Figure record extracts
*-*-*

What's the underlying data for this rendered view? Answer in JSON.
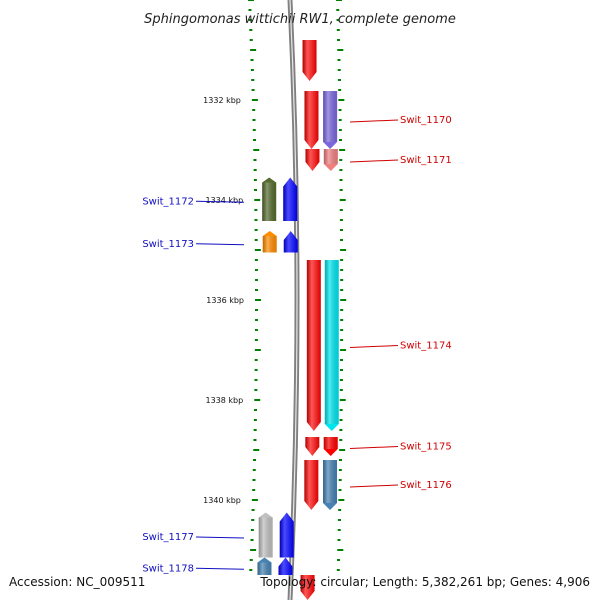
{
  "title": "Sphingomonas wittichii RW1, complete genome",
  "accession": "Accession: NC_009511",
  "topology": "Topology: circular; Length: 5,382,261 bp; Genes: 4,906",
  "scale_marks": [
    {
      "label": "1332 kbp",
      "kbp": 1332
    },
    {
      "label": "1334 kbp",
      "kbp": 1334
    },
    {
      "label": "1336 kbp",
      "kbp": 1336
    },
    {
      "label": "1338 kbp",
      "kbp": 1338
    },
    {
      "label": "1340 kbp",
      "kbp": 1340
    }
  ],
  "genes": [
    {
      "label": "Swit_1170",
      "strand": "+",
      "color": "#7b68dd",
      "start_kbp": 1331.82,
      "end_kbp": 1332.98
    },
    {
      "label": "Swit_1171",
      "strand": "+",
      "color": "#f08080",
      "start_kbp": 1332.98,
      "end_kbp": 1333.42
    },
    {
      "label": "Swit_1172",
      "strand": "-",
      "color": "#556b2f",
      "start_kbp": 1333.55,
      "end_kbp": 1334.42
    },
    {
      "label": "Swit_1173",
      "strand": "-",
      "color": "#ff8c00",
      "start_kbp": 1334.62,
      "end_kbp": 1335.05
    },
    {
      "label": "Swit_1174",
      "strand": "+",
      "color": "#00e5ee",
      "start_kbp": 1335.2,
      "end_kbp": 1338.62
    },
    {
      "label": "Swit_1175",
      "strand": "+",
      "color": "#ff0000",
      "start_kbp": 1338.74,
      "end_kbp": 1339.12
    },
    {
      "label": "Swit_1176",
      "strand": "+",
      "color": "#4682b4",
      "start_kbp": 1339.2,
      "end_kbp": 1340.2
    },
    {
      "label": "Swit_1177",
      "strand": "-",
      "color": "#c0c0c0",
      "start_kbp": 1340.25,
      "end_kbp": 1341.15
    },
    {
      "label": "Swit_1178",
      "strand": "-",
      "color": "#4682b4",
      "start_kbp": 1341.15,
      "end_kbp": 1341.5
    }
  ],
  "colors": {
    "forward_cds": "#ff0000",
    "reverse_cds": "#0000ff",
    "backbone": "#808080",
    "tick": "#008000",
    "forward_label": "#d00000",
    "reverse_label": "#1010c0"
  }
}
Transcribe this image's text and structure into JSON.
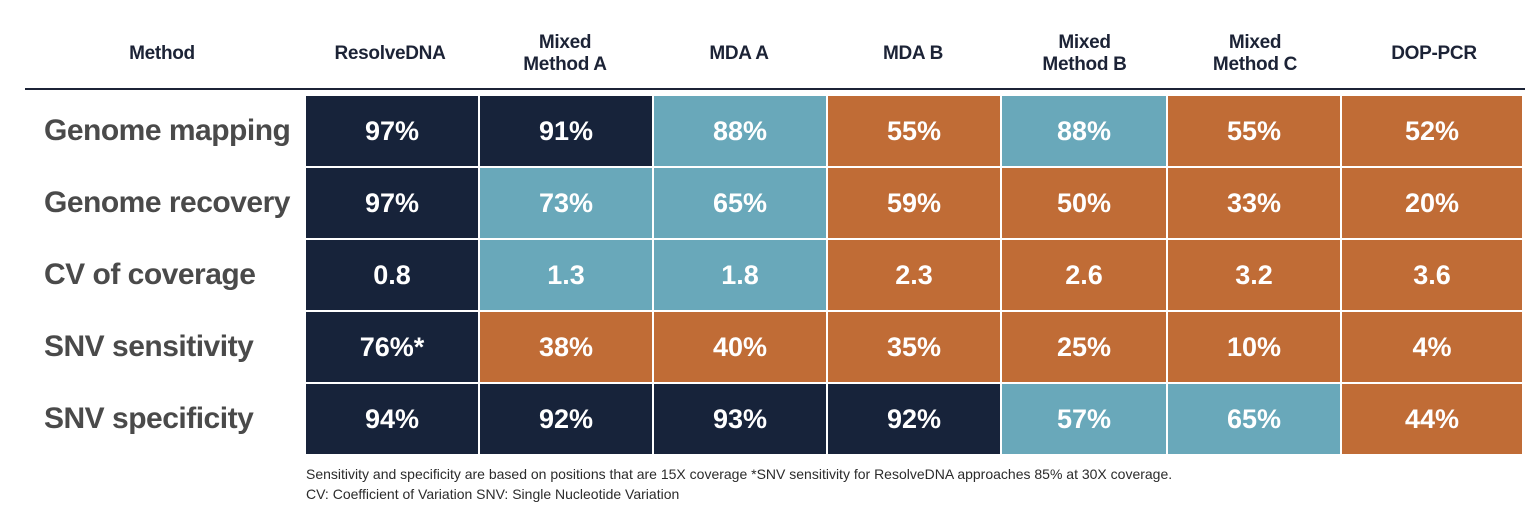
{
  "columns": [
    "Method",
    "ResolveDNA",
    "Mixed\nMethod A",
    "MDA A",
    "MDA B",
    "Mixed\nMethod B",
    "Mixed\nMethod C",
    "DOP-PCR"
  ],
  "rows": [
    {
      "label": "Genome mapping",
      "cells": [
        {
          "v": "97%",
          "c": "dark"
        },
        {
          "v": "91%",
          "c": "dark"
        },
        {
          "v": "88%",
          "c": "blue"
        },
        {
          "v": "55%",
          "c": "orange"
        },
        {
          "v": "88%",
          "c": "blue"
        },
        {
          "v": "55%",
          "c": "orange"
        },
        {
          "v": "52%",
          "c": "orange"
        }
      ]
    },
    {
      "label": "Genome recovery",
      "cells": [
        {
          "v": "97%",
          "c": "dark"
        },
        {
          "v": "73%",
          "c": "blue"
        },
        {
          "v": "65%",
          "c": "blue"
        },
        {
          "v": "59%",
          "c": "orange"
        },
        {
          "v": "50%",
          "c": "orange"
        },
        {
          "v": "33%",
          "c": "orange"
        },
        {
          "v": "20%",
          "c": "orange"
        }
      ]
    },
    {
      "label": "CV of coverage",
      "cells": [
        {
          "v": "0.8",
          "c": "dark"
        },
        {
          "v": "1.3",
          "c": "blue"
        },
        {
          "v": "1.8",
          "c": "blue"
        },
        {
          "v": "2.3",
          "c": "orange"
        },
        {
          "v": "2.6",
          "c": "orange"
        },
        {
          "v": "3.2",
          "c": "orange"
        },
        {
          "v": "3.6",
          "c": "orange"
        }
      ]
    },
    {
      "label": "SNV sensitivity",
      "cells": [
        {
          "v": "76%*",
          "c": "dark"
        },
        {
          "v": "38%",
          "c": "orange"
        },
        {
          "v": "40%",
          "c": "orange"
        },
        {
          "v": "35%",
          "c": "orange"
        },
        {
          "v": "25%",
          "c": "orange"
        },
        {
          "v": "10%",
          "c": "orange"
        },
        {
          "v": "4%",
          "c": "orange"
        }
      ]
    },
    {
      "label": "SNV specificity",
      "cells": [
        {
          "v": "94%",
          "c": "dark"
        },
        {
          "v": "92%",
          "c": "dark"
        },
        {
          "v": "93%",
          "c": "dark"
        },
        {
          "v": "92%",
          "c": "dark"
        },
        {
          "v": "57%",
          "c": "blue"
        },
        {
          "v": "65%",
          "c": "blue"
        },
        {
          "v": "44%",
          "c": "orange"
        }
      ]
    }
  ],
  "colors": {
    "dark": "#17233a",
    "blue": "#69a8ba",
    "orange": "#c06c36"
  },
  "footnotes": [
    "Sensitivity and specificity are based on positions that are 15X coverage  *SNV sensitivity for ResolveDNA approaches 85% at 30X coverage.",
    "CV: Coefficient of Variation SNV: Single Nucleotide Variation"
  ]
}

*-*-*

* TASK STATEMENT
Your answer must contain the full data, repeated exactly, without pictures.

* SOLUTION TO THIS PROBLEM
What's the underlying data for this rendered view? Answer in JSON.
{
  "title": "Sphingomonas wittichii RW1, complete genome",
  "accession": "Accession: NC_009511",
  "topology": "Topology: circular; Length: 5,382,261 bp; Genes: 4,906",
  "scale_marks": [
    {
      "label": "1332 kbp",
      "kbp": 1332
    },
    {
      "label": "1334 kbp",
      "kbp": 1334
    },
    {
      "label": "1336 kbp",
      "kbp": 1336
    },
    {
      "label": "1338 kbp",
      "kbp": 1338
    },
    {
      "label": "1340 kbp",
      "kbp": 1340
    }
  ],
  "genes": [
    {
      "label": "Swit_1170",
      "strand": "+",
      "color": "#7b68dd",
      "start_kbp": 1331.82,
      "end_kbp": 1332.98
    },
    {
      "label": "Swit_1171",
      "strand": "+",
      "color": "#f08080",
      "start_kbp": 1332.98,
      "end_kbp": 1333.42
    },
    {
      "label": "Swit_1172",
      "strand": "-",
      "color": "#556b2f",
      "start_kbp": 1333.55,
      "end_kbp": 1334.42
    },
    {
      "label": "Swit_1173",
      "strand": "-",
      "color": "#ff8c00",
      "start_kbp": 1334.62,
      "end_kbp": 1335.05
    },
    {
      "label": "Swit_1174",
      "strand": "+",
      "color": "#00e5ee",
      "start_kbp": 1335.2,
      "end_kbp": 1338.62
    },
    {
      "label": "Swit_1175",
      "strand": "+",
      "color": "#ff0000",
      "start_kbp": 1338.74,
      "end_kbp": 1339.12
    },
    {
      "label": "Swit_1176",
      "strand": "+",
      "color": "#4682b4",
      "start_kbp": 1339.2,
      "end_kbp": 1340.2
    },
    {
      "label": "Swit_1177",
      "strand": "-",
      "color": "#c0c0c0",
      "start_kbp": 1340.25,
      "end_kbp": 1341.15
    },
    {
      "label": "Swit_1178",
      "strand": "-",
      "color": "#4682b4",
      "start_kbp": 1341.15,
      "end_kbp": 1341.5
    }
  ],
  "colors": {
    "forward_cds": "#ff0000",
    "reverse_cds": "#0000ff",
    "backbone": "#808080",
    "tick": "#008000",
    "forward_label": "#d00000",
    "reverse_label": "#1010c0"
  }
}
Transcribe this image's text and structure into JSON.
{
  "columns": [
    "Method",
    "ResolveDNA",
    "Mixed\nMethod A",
    "MDA A",
    "MDA B",
    "Mixed\nMethod B",
    "Mixed\nMethod C",
    "DOP-PCR"
  ],
  "rows": [
    {
      "label": "Genome mapping",
      "cells": [
        {
          "v": "97%",
          "c": "dark"
        },
        {
          "v": "91%",
          "c": "dark"
        },
        {
          "v": "88%",
          "c": "blue"
        },
        {
          "v": "55%",
          "c": "orange"
        },
        {
          "v": "88%",
          "c": "blue"
        },
        {
          "v": "55%",
          "c": "orange"
        },
        {
          "v": "52%",
          "c": "orange"
        }
      ]
    },
    {
      "label": "Genome recovery",
      "cells": [
        {
          "v": "97%",
          "c": "dark"
        },
        {
          "v": "73%",
          "c": "blue"
        },
        {
          "v": "65%",
          "c": "blue"
        },
        {
          "v": "59%",
          "c": "orange"
        },
        {
          "v": "50%",
          "c": "orange"
        },
        {
          "v": "33%",
          "c": "orange"
        },
        {
          "v": "20%",
          "c": "orange"
        }
      ]
    },
    {
      "label": "CV of coverage",
      "cells": [
        {
          "v": "0.8",
          "c": "dark"
        },
        {
          "v": "1.3",
          "c": "blue"
        },
        {
          "v": "1.8",
          "c": "blue"
        },
        {
          "v": "2.3",
          "c": "orange"
        },
        {
          "v": "2.6",
          "c": "orange"
        },
        {
          "v": "3.2",
          "c": "orange"
        },
        {
          "v": "3.6",
          "c": "orange"
        }
      ]
    },
    {
      "label": "SNV sensitivity",
      "cells": [
        {
          "v": "76%*",
          "c": "dark"
        },
        {
          "v": "38%",
          "c": "orange"
        },
        {
          "v": "40%",
          "c": "orange"
        },
        {
          "v": "35%",
          "c": "orange"
        },
        {
          "v": "25%",
          "c": "orange"
        },
        {
          "v": "10%",
          "c": "orange"
        },
        {
          "v": "4%",
          "c": "orange"
        }
      ]
    },
    {
      "label": "SNV specificity",
      "cells": [
        {
          "v": "94%",
          "c": "dark"
        },
        {
          "v": "92%",
          "c": "dark"
        },
        {
          "v": "93%",
          "c": "dark"
        },
        {
          "v": "92%",
          "c": "dark"
        },
        {
          "v": "57%",
          "c": "blue"
        },
        {
          "v": "65%",
          "c": "blue"
        },
        {
          "v": "44%",
          "c": "orange"
        }
      ]
    }
  ],
  "colors": {
    "dark": "#17233a",
    "blue": "#69a8ba",
    "orange": "#c06c36"
  },
  "footnotes": [
    "Sensitivity and specificity are based on positions that are 15X coverage  *SNV sensitivity for ResolveDNA approaches 85% at 30X coverage.",
    "CV: Coefficient of Variation SNV: Single Nucleotide Variation"
  ]
}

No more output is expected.